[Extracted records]
»»

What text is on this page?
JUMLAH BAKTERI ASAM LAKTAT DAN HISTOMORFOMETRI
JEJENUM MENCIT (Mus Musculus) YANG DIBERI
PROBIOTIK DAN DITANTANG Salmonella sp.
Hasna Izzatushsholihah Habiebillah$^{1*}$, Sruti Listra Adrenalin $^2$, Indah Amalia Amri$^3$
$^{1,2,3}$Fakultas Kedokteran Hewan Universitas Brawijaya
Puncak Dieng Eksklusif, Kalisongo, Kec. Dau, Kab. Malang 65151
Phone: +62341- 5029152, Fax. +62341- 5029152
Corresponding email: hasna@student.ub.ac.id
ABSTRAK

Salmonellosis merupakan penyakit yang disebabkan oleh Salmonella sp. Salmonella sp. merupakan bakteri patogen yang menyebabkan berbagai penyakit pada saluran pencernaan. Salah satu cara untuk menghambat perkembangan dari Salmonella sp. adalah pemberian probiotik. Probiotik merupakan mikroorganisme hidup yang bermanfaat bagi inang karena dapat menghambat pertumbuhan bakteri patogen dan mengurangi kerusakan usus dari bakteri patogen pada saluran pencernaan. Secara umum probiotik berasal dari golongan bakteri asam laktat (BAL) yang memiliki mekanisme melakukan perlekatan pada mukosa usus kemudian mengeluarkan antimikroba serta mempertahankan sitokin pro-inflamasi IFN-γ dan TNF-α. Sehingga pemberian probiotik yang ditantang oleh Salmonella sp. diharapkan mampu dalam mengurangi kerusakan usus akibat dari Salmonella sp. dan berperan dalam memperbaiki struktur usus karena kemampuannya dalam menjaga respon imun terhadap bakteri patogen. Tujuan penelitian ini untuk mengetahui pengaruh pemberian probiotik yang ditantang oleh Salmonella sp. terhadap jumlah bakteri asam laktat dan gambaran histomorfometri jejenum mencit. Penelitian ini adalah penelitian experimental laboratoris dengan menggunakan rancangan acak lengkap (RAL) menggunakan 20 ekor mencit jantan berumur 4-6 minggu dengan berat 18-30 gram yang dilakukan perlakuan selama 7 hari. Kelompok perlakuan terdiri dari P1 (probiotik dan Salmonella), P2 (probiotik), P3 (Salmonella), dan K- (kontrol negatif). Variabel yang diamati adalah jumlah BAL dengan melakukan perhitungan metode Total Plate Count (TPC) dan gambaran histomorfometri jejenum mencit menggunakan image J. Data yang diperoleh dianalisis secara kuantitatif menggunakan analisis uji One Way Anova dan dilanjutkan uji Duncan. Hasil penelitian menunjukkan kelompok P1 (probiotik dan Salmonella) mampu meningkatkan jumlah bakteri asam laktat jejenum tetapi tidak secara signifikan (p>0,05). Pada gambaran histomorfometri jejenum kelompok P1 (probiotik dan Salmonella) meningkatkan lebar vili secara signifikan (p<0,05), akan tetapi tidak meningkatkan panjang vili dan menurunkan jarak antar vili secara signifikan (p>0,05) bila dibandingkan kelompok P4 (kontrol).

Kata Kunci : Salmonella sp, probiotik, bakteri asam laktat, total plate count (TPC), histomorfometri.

««

Print every record exactly as it was given.

(Result below):
What text is on this page?
JUMLAH BAKTERI ASAM LAKTAT DAN HISTOMORFOMETRI
JEJENUM MENCIT (Mus Musculus) YANG DIBERI
PROBIOTIK DAN DITANTANG Salmonella sp.
Hasna Izzatushsholihah Habiebillah$^{1*}$, Sruti Listra Adrenalin $^2$, Indah Amalia Amri$^3$
$^{1,2,3}$Fakultas Kedokteran Hewan Universitas Brawijaya
Puncak Dieng Eksklusif, Kalisongo, Kec. Dau, Kab. Malang 65151
Phone: +62341- 5029152, Fax. +62341- 5029152
Corresponding email: hasna@student.ub.ac.id
ABSTRAK

Salmonellosis merupakan penyakit yang disebabkan oleh Salmonella sp. Salmonella sp. merupakan bakteri patogen yang menyebabkan berbagai penyakit pada saluran pencernaan. Salah satu cara untuk menghambat perkembangan dari Salmonella sp. adalah pemberian probiotik. Probiotik merupakan mikroorganisme hidup yang bermanfaat bagi inang karena dapat menghambat pertumbuhan bakteri patogen dan mengurangi kerusakan usus dari bakteri patogen pada saluran pencernaan. Secara umum probiotik berasal dari golongan bakteri asam laktat (BAL) yang memiliki mekanisme melakukan perlekatan pada mukosa usus kemudian mengeluarkan antimikroba serta mempertahankan sitokin pro-inflamasi IFN-γ dan TNF-α. Sehingga pemberian probiotik yang ditantang oleh Salmonella sp. diharapkan mampu dalam mengurangi kerusakan usus akibat dari Salmonella sp. dan berperan dalam memperbaiki struktur usus karena kemampuannya dalam menjaga respon imun terhadap bakteri patogen. Tujuan penelitian ini untuk mengetahui pengaruh pemberian probiotik yang ditantang oleh Salmonella sp. terhadap jumlah bakteri asam laktat dan gambaran histomorfometri jejenum mencit. Penelitian ini adalah penelitian experimental laboratoris dengan menggunakan rancangan acak lengkap (RAL) menggunakan 20 ekor mencit jantan berumur 4-6 minggu dengan berat 18-30 gram yang dilakukan perlakuan selama 7 hari. Kelompok perlakuan terdiri dari P1 (probiotik dan Salmonella), P2 (probiotik), P3 (Salmonella), dan K- (kontrol negatif). Variabel yang diamati adalah jumlah BAL dengan melakukan perhitungan metode Total Plate Count (TPC) dan gambaran histomorfometri jejenum mencit menggunakan image J. Data yang diperoleh dianalisis secara kuantitatif menggunakan analisis uji One Way Anova dan dilanjutkan uji Duncan. Hasil penelitian menunjukkan kelompok P1 (probiotik dan Salmonella) mampu meningkatkan jumlah bakteri asam laktat jejenum tetapi tidak secara signifikan (p>0,05). Pada gambaran histomorfometri jejenum kelompok P1 (probiotik dan Salmonella) meningkatkan lebar vili secara signifikan (p<0,05), akan tetapi tidak meningkatkan panjang vili dan menurunkan jarak antar vili secara signifikan (p>0,05) bila dibandingkan kelompok P4 (kontrol).

Kata Kunci : Salmonella sp, probiotik, bakteri asam laktat, total plate count (TPC), histomorfometri.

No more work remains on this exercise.